+++ Dataset extract +++

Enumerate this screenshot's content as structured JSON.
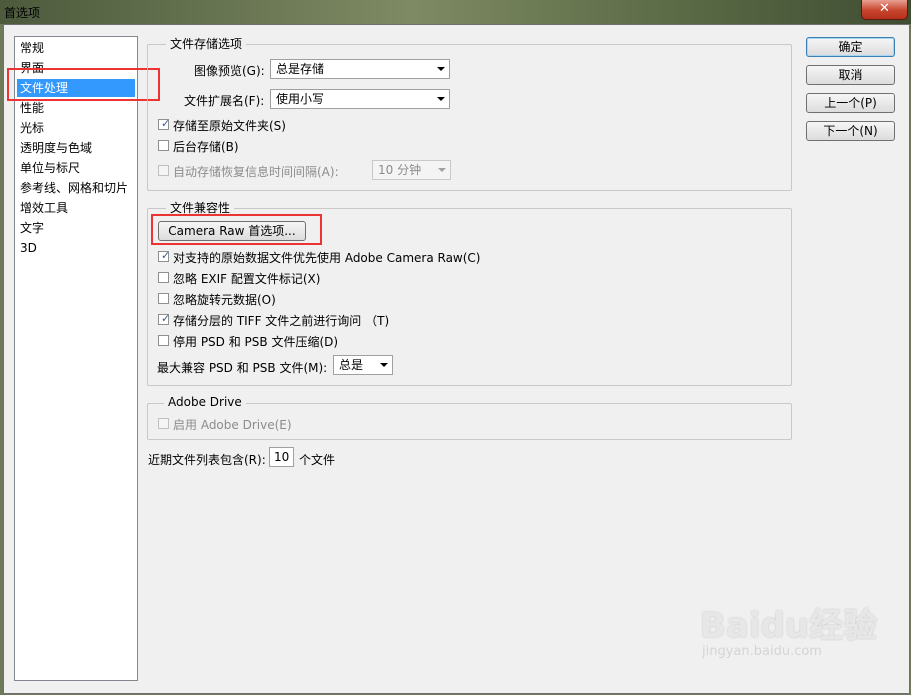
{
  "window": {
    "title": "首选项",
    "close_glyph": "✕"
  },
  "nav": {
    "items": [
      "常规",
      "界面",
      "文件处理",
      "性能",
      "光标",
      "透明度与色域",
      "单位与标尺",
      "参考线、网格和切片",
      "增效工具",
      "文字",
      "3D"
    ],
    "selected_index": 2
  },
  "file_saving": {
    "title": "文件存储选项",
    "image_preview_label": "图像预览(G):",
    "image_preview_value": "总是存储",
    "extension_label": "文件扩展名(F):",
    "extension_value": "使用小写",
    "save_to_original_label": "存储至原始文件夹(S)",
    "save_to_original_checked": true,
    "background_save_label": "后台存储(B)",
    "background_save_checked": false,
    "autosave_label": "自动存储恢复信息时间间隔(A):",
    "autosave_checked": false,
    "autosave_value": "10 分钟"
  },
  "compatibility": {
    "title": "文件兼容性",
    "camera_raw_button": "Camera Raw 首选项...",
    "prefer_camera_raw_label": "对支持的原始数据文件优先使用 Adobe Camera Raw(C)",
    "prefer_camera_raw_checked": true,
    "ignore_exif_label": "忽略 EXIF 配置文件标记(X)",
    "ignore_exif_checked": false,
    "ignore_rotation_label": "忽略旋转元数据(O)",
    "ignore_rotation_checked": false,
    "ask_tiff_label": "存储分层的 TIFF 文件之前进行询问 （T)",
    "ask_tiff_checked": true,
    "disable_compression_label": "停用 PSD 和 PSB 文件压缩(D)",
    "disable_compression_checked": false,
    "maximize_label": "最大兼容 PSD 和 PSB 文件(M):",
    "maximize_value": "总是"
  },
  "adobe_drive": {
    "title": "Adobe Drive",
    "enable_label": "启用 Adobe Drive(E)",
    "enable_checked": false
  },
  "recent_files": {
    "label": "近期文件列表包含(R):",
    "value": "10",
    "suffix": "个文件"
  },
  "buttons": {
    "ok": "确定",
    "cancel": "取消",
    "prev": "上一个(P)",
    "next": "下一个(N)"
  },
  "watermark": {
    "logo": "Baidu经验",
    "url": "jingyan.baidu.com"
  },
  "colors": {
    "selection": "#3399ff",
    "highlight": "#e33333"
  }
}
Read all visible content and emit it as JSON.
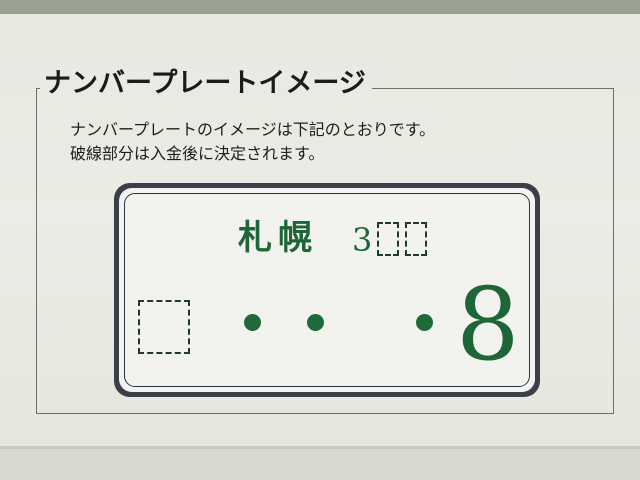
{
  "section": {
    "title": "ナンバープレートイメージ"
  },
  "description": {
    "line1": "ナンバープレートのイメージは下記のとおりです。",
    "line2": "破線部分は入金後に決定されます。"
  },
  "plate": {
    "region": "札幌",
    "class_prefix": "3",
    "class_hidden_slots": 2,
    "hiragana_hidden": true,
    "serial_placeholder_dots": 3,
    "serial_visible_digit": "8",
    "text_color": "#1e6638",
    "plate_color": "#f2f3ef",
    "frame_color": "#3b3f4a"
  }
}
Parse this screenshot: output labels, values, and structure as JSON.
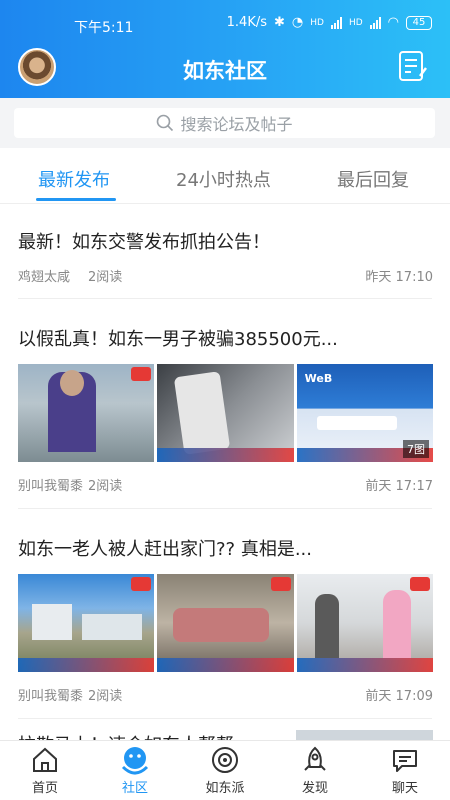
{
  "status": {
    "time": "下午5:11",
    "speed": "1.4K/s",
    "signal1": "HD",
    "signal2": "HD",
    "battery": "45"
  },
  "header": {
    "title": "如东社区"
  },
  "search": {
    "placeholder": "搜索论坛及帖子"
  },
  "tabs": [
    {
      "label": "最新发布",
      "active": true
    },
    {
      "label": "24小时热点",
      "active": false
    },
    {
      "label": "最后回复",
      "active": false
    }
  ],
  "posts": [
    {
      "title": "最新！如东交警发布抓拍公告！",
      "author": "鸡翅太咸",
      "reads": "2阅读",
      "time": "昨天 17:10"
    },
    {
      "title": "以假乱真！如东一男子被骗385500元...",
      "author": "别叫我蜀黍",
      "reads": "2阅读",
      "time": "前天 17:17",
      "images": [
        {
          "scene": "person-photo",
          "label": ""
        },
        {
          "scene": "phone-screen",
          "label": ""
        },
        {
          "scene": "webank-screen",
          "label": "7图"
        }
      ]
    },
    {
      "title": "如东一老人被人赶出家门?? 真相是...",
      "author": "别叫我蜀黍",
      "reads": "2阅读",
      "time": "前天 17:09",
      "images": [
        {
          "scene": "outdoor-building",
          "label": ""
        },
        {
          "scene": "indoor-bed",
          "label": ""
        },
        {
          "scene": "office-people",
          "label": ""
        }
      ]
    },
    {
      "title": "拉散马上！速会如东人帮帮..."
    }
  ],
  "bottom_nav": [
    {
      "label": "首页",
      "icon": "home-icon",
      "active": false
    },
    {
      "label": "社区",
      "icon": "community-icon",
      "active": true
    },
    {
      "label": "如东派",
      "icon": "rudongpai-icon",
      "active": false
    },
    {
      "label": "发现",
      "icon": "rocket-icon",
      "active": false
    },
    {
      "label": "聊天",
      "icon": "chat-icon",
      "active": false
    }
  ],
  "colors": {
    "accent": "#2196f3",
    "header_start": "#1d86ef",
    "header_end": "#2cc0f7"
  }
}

+++
+++ Dataset extract +++

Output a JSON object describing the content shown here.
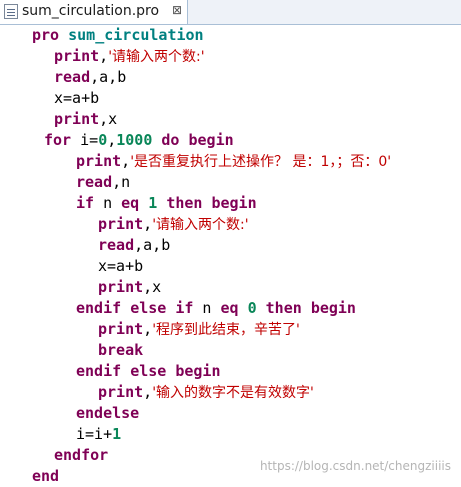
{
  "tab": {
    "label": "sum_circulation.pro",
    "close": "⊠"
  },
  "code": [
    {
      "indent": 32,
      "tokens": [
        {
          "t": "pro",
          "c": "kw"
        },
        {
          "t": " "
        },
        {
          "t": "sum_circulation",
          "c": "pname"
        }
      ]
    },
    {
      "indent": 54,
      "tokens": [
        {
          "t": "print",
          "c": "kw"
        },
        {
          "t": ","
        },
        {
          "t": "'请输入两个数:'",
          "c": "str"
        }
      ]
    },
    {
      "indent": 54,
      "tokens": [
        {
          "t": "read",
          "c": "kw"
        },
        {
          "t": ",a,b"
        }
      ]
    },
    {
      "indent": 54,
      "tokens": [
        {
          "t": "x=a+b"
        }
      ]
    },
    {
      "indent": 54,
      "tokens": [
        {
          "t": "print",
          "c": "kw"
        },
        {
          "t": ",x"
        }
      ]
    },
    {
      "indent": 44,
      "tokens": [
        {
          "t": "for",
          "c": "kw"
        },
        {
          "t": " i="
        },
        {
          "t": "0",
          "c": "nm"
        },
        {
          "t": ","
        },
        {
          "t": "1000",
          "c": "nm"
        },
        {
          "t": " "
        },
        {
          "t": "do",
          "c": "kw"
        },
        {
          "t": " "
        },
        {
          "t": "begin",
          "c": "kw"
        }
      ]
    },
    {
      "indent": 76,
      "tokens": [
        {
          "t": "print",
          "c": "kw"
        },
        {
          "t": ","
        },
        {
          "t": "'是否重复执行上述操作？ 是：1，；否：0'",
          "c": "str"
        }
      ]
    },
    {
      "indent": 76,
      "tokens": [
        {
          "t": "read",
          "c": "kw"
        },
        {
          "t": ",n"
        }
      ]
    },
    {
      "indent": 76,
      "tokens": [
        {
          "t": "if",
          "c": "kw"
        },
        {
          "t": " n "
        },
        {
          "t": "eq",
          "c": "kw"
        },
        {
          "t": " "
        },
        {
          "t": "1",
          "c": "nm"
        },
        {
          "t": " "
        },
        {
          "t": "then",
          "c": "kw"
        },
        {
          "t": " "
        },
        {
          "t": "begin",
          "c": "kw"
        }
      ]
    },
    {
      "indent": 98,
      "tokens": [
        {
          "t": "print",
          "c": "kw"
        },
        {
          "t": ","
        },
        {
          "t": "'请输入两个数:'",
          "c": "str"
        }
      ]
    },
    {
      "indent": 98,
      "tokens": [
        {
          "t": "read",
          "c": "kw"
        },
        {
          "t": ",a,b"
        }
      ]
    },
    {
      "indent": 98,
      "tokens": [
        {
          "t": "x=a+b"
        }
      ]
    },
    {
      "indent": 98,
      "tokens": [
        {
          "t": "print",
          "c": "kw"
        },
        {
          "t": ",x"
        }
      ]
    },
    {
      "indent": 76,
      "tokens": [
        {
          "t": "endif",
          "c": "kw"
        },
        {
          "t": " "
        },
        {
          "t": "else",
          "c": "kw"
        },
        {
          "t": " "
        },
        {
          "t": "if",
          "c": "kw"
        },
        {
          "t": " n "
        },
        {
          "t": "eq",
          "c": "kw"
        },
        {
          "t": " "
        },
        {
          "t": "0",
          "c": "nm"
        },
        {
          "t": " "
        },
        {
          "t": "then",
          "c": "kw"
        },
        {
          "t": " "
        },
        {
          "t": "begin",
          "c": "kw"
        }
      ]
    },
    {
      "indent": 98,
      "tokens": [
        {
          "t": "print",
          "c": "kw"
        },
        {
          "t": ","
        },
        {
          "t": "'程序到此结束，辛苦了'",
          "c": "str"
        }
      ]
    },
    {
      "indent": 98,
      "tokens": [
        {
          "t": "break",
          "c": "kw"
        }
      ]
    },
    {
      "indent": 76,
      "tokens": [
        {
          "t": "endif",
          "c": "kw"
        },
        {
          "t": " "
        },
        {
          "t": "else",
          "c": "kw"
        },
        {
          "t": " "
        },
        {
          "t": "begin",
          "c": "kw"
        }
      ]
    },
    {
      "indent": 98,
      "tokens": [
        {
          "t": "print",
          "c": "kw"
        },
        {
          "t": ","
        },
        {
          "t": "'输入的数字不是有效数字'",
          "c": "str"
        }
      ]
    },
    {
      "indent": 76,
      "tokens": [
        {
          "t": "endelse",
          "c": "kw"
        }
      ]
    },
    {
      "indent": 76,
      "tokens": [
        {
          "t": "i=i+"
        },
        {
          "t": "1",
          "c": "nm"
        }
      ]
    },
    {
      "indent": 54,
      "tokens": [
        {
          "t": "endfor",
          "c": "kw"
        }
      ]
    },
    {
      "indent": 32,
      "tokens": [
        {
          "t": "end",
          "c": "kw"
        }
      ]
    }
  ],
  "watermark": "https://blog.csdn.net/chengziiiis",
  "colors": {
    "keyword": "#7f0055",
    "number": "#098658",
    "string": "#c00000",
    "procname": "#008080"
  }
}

+++

→ The request:
Scan the listing above. Collect all lines with the word "this".

→ Problem solution:
Enumerate this screenshot's content as structured JSON.
Parse this screenshot: output labels, values, and structure as JSON.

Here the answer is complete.